● Challenge:
Skip the pictures. Reproduce all other material exactly.

● Input rows:
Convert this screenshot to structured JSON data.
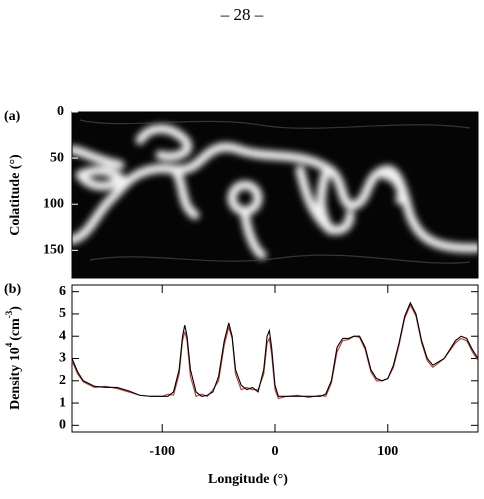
{
  "page_number": "– 28 –",
  "chart_data": [
    {
      "type": "image",
      "label": "(a)",
      "y_label": "Colatitude (°)",
      "ylim": [
        0,
        180
      ],
      "yticks": [
        0,
        50,
        100,
        150
      ]
    },
    {
      "type": "line",
      "label": "(b)",
      "x_label": "Longitude (°)",
      "y_label": [
        "Density 10",
        "4",
        "(cm",
        "-3",
        ")"
      ],
      "xlim": [
        -180,
        180
      ],
      "xticks": [
        -100,
        0,
        100
      ],
      "ylim": [
        -0.3,
        6.3
      ],
      "yticks": [
        0,
        1,
        2,
        3,
        4,
        5,
        6
      ],
      "x": [
        -180,
        -175,
        -170,
        -160,
        -150,
        -140,
        -130,
        -120,
        -110,
        -100,
        -95,
        -90,
        -85,
        -82,
        -80,
        -78,
        -75,
        -70,
        -65,
        -60,
        -55,
        -50,
        -45,
        -41,
        -38,
        -35,
        -30,
        -25,
        -20,
        -15,
        -10,
        -7,
        -5,
        -3,
        0,
        3,
        10,
        20,
        30,
        40,
        45,
        50,
        55,
        60,
        65,
        70,
        75,
        80,
        85,
        90,
        95,
        100,
        105,
        110,
        115,
        120,
        125,
        130,
        135,
        140,
        150,
        160,
        165,
        170,
        175,
        180
      ],
      "series": [
        {
          "color": "#c0392b",
          "values": [
            2.9,
            2.3,
            1.95,
            1.7,
            1.75,
            1.65,
            1.5,
            1.35,
            1.3,
            1.3,
            1.4,
            1.35,
            2.3,
            3.8,
            4.2,
            3.8,
            2.2,
            1.3,
            1.4,
            1.3,
            1.6,
            2.0,
            3.6,
            4.4,
            3.9,
            2.3,
            1.6,
            1.7,
            1.6,
            1.6,
            2.3,
            3.7,
            3.9,
            3.2,
            1.6,
            1.2,
            1.3,
            1.35,
            1.25,
            1.35,
            1.3,
            1.9,
            3.3,
            3.8,
            3.85,
            4.0,
            3.95,
            3.4,
            2.4,
            2.0,
            2.0,
            2.1,
            2.6,
            3.6,
            4.8,
            5.4,
            4.9,
            3.7,
            2.9,
            2.6,
            3.0,
            3.7,
            3.9,
            3.8,
            3.3,
            2.9
          ]
        },
        {
          "color": "#000000",
          "values": [
            3.0,
            2.4,
            2.0,
            1.75,
            1.7,
            1.7,
            1.55,
            1.35,
            1.3,
            1.3,
            1.3,
            1.5,
            2.5,
            4.0,
            4.5,
            4.0,
            2.5,
            1.5,
            1.3,
            1.35,
            1.5,
            2.2,
            3.8,
            4.6,
            4.0,
            2.5,
            1.8,
            1.6,
            1.7,
            1.5,
            2.5,
            4.0,
            4.25,
            3.5,
            1.8,
            1.3,
            1.3,
            1.3,
            1.3,
            1.3,
            1.4,
            2.0,
            3.5,
            3.9,
            3.9,
            4.0,
            4.0,
            3.5,
            2.5,
            2.1,
            2.0,
            2.1,
            2.7,
            3.7,
            4.9,
            5.5,
            5.0,
            3.8,
            3.0,
            2.7,
            3.0,
            3.8,
            4.0,
            3.9,
            3.4,
            3.0
          ]
        }
      ]
    }
  ]
}
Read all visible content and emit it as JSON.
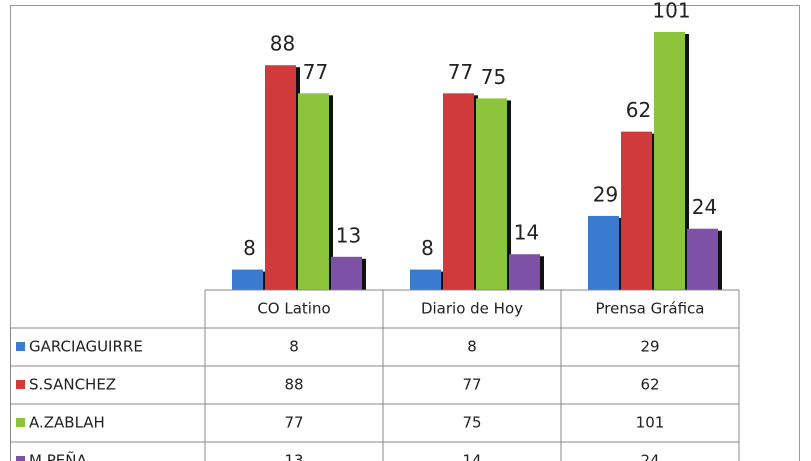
{
  "chart_data": {
    "type": "bar",
    "categories": [
      "CO Latino",
      "Diario de Hoy",
      "Prensa Gráfica"
    ],
    "series": [
      {
        "name": "GARCIAGUIRRE",
        "color": "#3a7bd0",
        "values": [
          8,
          8,
          29
        ]
      },
      {
        "name": "S.SANCHEZ",
        "color": "#d03a3a",
        "values": [
          88,
          77,
          62
        ]
      },
      {
        "name": "A.ZABLAH",
        "color": "#8cc43c",
        "values": [
          77,
          75,
          101
        ]
      },
      {
        "name": "M.PEÑA",
        "color": "#7d52a6",
        "values": [
          13,
          14,
          24
        ]
      }
    ]
  }
}
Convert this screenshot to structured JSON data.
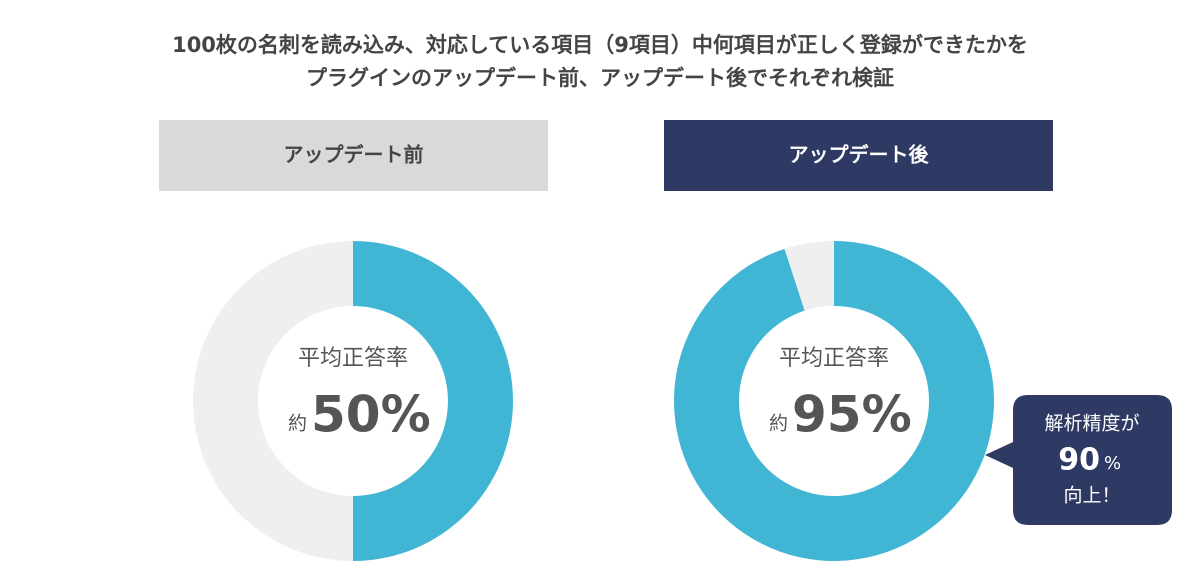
{
  "title": [
    "100枚の名刺を読み込み、対応している項目（9項目）中何項目が正しく登録ができたかを",
    "プラグインのアップデート前、アップデート後でそれぞれ検証"
  ],
  "chart_data": [
    {
      "type": "donut",
      "header": "アップデート前",
      "header_fill": "#d9d9d9",
      "header_color": "#444444",
      "values": [
        50,
        50
      ],
      "colors": [
        "#41b6d4",
        "#efefef"
      ],
      "center_label": "平均正答率",
      "center_prefix": "約",
      "center_value": {
        "value": 50,
        "label": "50%"
      }
    },
    {
      "type": "donut",
      "header": "アップデート後",
      "header_fill": "#2e3a63",
      "header_color": "#ffffff",
      "values": [
        95,
        5
      ],
      "colors": [
        "#41b6d4",
        "#efefef"
      ],
      "center_label": "平均正答率",
      "center_prefix": "約",
      "center_value": {
        "value": 95,
        "label": "95%"
      }
    }
  ],
  "callout": {
    "line1": "解析精度が",
    "value": 90,
    "unit": "%",
    "line3": "向上！"
  }
}
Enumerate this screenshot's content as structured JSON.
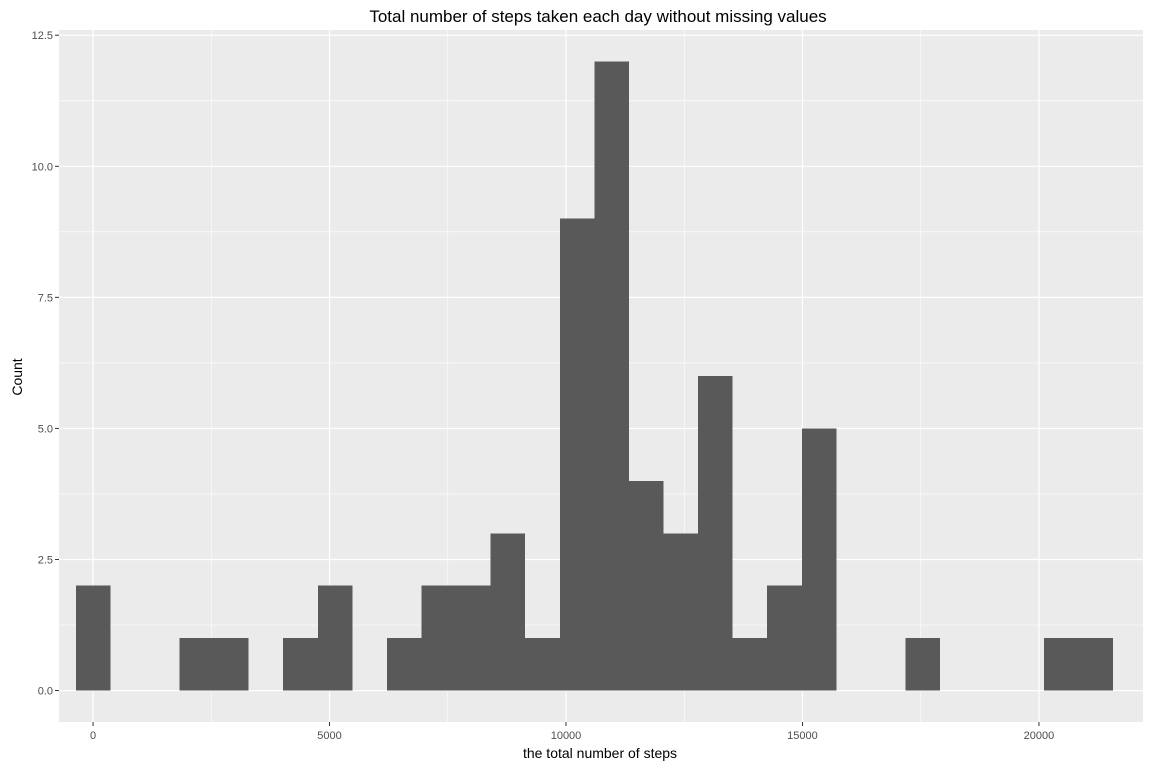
{
  "chart_data": {
    "type": "bar",
    "title": "Total number of steps taken each day without missing values",
    "xlabel": "the total number of steps",
    "ylabel": "Count",
    "xlim": [
      -720,
      22200
    ],
    "ylim": [
      -0.6,
      12.6
    ],
    "x_ticks": [
      0,
      5000,
      10000,
      15000,
      20000
    ],
    "x_tick_labels": [
      "0",
      "5000",
      "10000",
      "15000",
      "20000"
    ],
    "y_ticks": [
      0,
      2.5,
      5,
      7.5,
      10,
      12.5
    ],
    "y_tick_labels": [
      "0.0",
      "2.5",
      "5.0",
      "7.5",
      "10.0",
      "12.5"
    ],
    "grid": true,
    "bin_width": 731,
    "bin_centers": [
      0,
      731,
      1462,
      2193,
      2924,
      3655,
      4386,
      5117,
      5848,
      6579,
      7310,
      8041,
      8772,
      9503,
      10234,
      10965,
      11696,
      12427,
      13158,
      13889,
      14620,
      15351,
      16082,
      16813,
      17544,
      18275,
      19006,
      19737,
      20468,
      21199
    ],
    "values": [
      2,
      0,
      0,
      1,
      1,
      0,
      1,
      2,
      0,
      1,
      2,
      2,
      3,
      1,
      9,
      12,
      4,
      3,
      6,
      1,
      2,
      5,
      0,
      0,
      1,
      0,
      0,
      0,
      1,
      1
    ],
    "bar_color": "#595959",
    "panel_color": "#ebebeb",
    "grid_color": "#ffffff"
  }
}
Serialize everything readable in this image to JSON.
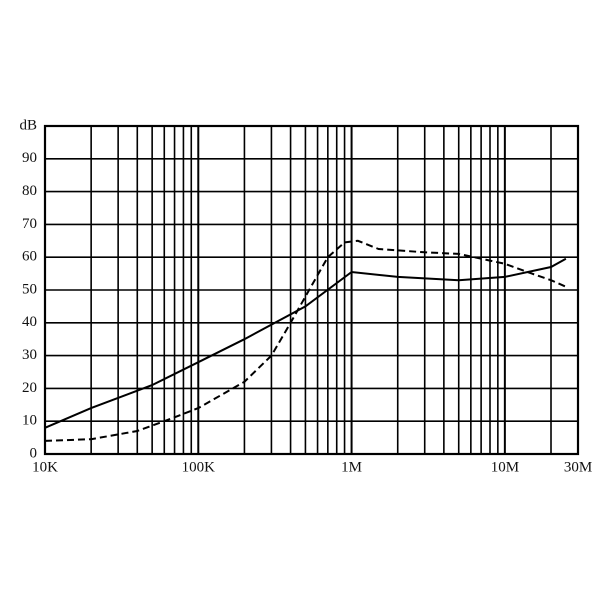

● Result of the task:
Convert this screenshot to structured JSON data.
{
  "page_number": "– 28 –",
  "chart_data": [
    {
      "type": "image",
      "label": "(a)",
      "y_label": "Colatitude (°)",
      "ylim": [
        0,
        180
      ],
      "yticks": [
        0,
        50,
        100,
        150
      ]
    },
    {
      "type": "line",
      "label": "(b)",
      "x_label": "Longitude (°)",
      "y_label": [
        "Density 10",
        "4",
        "(cm",
        "-3",
        ")"
      ],
      "xlim": [
        -180,
        180
      ],
      "xticks": [
        -100,
        0,
        100
      ],
      "ylim": [
        -0.3,
        6.3
      ],
      "yticks": [
        0,
        1,
        2,
        3,
        4,
        5,
        6
      ],
      "x": [
        -180,
        -175,
        -170,
        -160,
        -150,
        -140,
        -130,
        -120,
        -110,
        -100,
        -95,
        -90,
        -85,
        -82,
        -80,
        -78,
        -75,
        -70,
        -65,
        -60,
        -55,
        -50,
        -45,
        -41,
        -38,
        -35,
        -30,
        -25,
        -20,
        -15,
        -10,
        -7,
        -5,
        -3,
        0,
        3,
        10,
        20,
        30,
        40,
        45,
        50,
        55,
        60,
        65,
        70,
        75,
        80,
        85,
        90,
        95,
        100,
        105,
        110,
        115,
        120,
        125,
        130,
        135,
        140,
        150,
        160,
        165,
        170,
        175,
        180
      ],
      "series": [
        {
          "color": "#c0392b",
          "values": [
            2.9,
            2.3,
            1.95,
            1.7,
            1.75,
            1.65,
            1.5,
            1.35,
            1.3,
            1.3,
            1.4,
            1.35,
            2.3,
            3.8,
            4.2,
            3.8,
            2.2,
            1.3,
            1.4,
            1.3,
            1.6,
            2.0,
            3.6,
            4.4,
            3.9,
            2.3,
            1.6,
            1.7,
            1.6,
            1.6,
            2.3,
            3.7,
            3.9,
            3.2,
            1.6,
            1.2,
            1.3,
            1.35,
            1.25,
            1.35,
            1.3,
            1.9,
            3.3,
            3.8,
            3.85,
            4.0,
            3.95,
            3.4,
            2.4,
            2.0,
            2.0,
            2.1,
            2.6,
            3.6,
            4.8,
            5.4,
            4.9,
            3.7,
            2.9,
            2.6,
            3.0,
            3.7,
            3.9,
            3.8,
            3.3,
            2.9
          ]
        },
        {
          "color": "#000000",
          "values": [
            3.0,
            2.4,
            2.0,
            1.75,
            1.7,
            1.7,
            1.55,
            1.35,
            1.3,
            1.3,
            1.3,
            1.5,
            2.5,
            4.0,
            4.5,
            4.0,
            2.5,
            1.5,
            1.3,
            1.35,
            1.5,
            2.2,
            3.8,
            4.6,
            4.0,
            2.5,
            1.8,
            1.6,
            1.7,
            1.5,
            2.5,
            4.0,
            4.25,
            3.5,
            1.8,
            1.3,
            1.3,
            1.3,
            1.3,
            1.3,
            1.4,
            2.0,
            3.5,
            3.9,
            3.9,
            4.0,
            4.0,
            3.5,
            2.5,
            2.1,
            2.0,
            2.1,
            2.7,
            3.7,
            4.9,
            5.5,
            5.0,
            3.8,
            3.0,
            2.7,
            3.0,
            3.8,
            4.0,
            3.9,
            3.4,
            3.0
          ]
        }
      ]
    }
  ]
}
Read all visible content and emit it as JSON.
{
  "chart_data": {
    "type": "bar",
    "categories": [
      "CO Latino",
      "Diario de Hoy",
      "Prensa Gráfica"
    ],
    "series": [
      {
        "name": "GARCIAGUIRRE",
        "color": "#3a7bd0",
        "values": [
          8,
          8,
          29
        ]
      },
      {
        "name": "S.SANCHEZ",
        "color": "#d03a3a",
        "values": [
          88,
          77,
          62
        ]
      },
      {
        "name": "A.ZABLAH",
        "color": "#8cc43c",
        "values": [
          77,
          75,
          101
        ]
      },
      {
        "name": "M.PEÑA",
        "color": "#7d52a6",
        "values": [
          13,
          14,
          24
        ]
      }
    ]
  }
}
Convert this screenshot to structured JSON data.
{
  "title": [
    "100枚の名刺を読み込み、対応している項目（9項目）中何項目が正しく登録ができたかを",
    "プラグインのアップデート前、アップデート後でそれぞれ検証"
  ],
  "chart_data": [
    {
      "type": "donut",
      "header": "アップデート前",
      "header_fill": "#d9d9d9",
      "header_color": "#444444",
      "values": [
        50,
        50
      ],
      "colors": [
        "#41b6d4",
        "#efefef"
      ],
      "center_label": "平均正答率",
      "center_prefix": "約",
      "center_value": {
        "value": 50,
        "label": "50%"
      }
    },
    {
      "type": "donut",
      "header": "アップデート後",
      "header_fill": "#2e3a63",
      "header_color": "#ffffff",
      "values": [
        95,
        5
      ],
      "colors": [
        "#41b6d4",
        "#efefef"
      ],
      "center_label": "平均正答率",
      "center_prefix": "約",
      "center_value": {
        "value": 95,
        "label": "95%"
      }
    }
  ],
  "callout": {
    "line1": "解析精度が",
    "value": 90,
    "unit": "%",
    "line3": "向上！"
  }
}
Enumerate this screenshot's content as structured JSON.
{
  "chart_data": {
    "type": "bar",
    "title": "Total number of steps taken each day without missing values",
    "xlabel": "the total number of steps",
    "ylabel": "Count",
    "xlim": [
      -720,
      22200
    ],
    "ylim": [
      -0.6,
      12.6
    ],
    "x_ticks": [
      0,
      5000,
      10000,
      15000,
      20000
    ],
    "x_tick_labels": [
      "0",
      "5000",
      "10000",
      "15000",
      "20000"
    ],
    "y_ticks": [
      0,
      2.5,
      5,
      7.5,
      10,
      12.5
    ],
    "y_tick_labels": [
      "0.0",
      "2.5",
      "5.0",
      "7.5",
      "10.0",
      "12.5"
    ],
    "grid": true,
    "bin_width": 731,
    "bin_centers": [
      0,
      731,
      1462,
      2193,
      2924,
      3655,
      4386,
      5117,
      5848,
      6579,
      7310,
      8041,
      8772,
      9503,
      10234,
      10965,
      11696,
      12427,
      13158,
      13889,
      14620,
      15351,
      16082,
      16813,
      17544,
      18275,
      19006,
      19737,
      20468,
      21199
    ],
    "values": [
      2,
      0,
      0,
      1,
      1,
      0,
      1,
      2,
      0,
      1,
      2,
      2,
      3,
      1,
      9,
      12,
      4,
      3,
      6,
      1,
      2,
      5,
      0,
      0,
      1,
      0,
      0,
      0,
      1,
      1
    ],
    "bar_color": "#595959",
    "panel_color": "#ebebeb",
    "grid_color": "#ffffff"
  }
}
Serialize everything readable in this image to JSON.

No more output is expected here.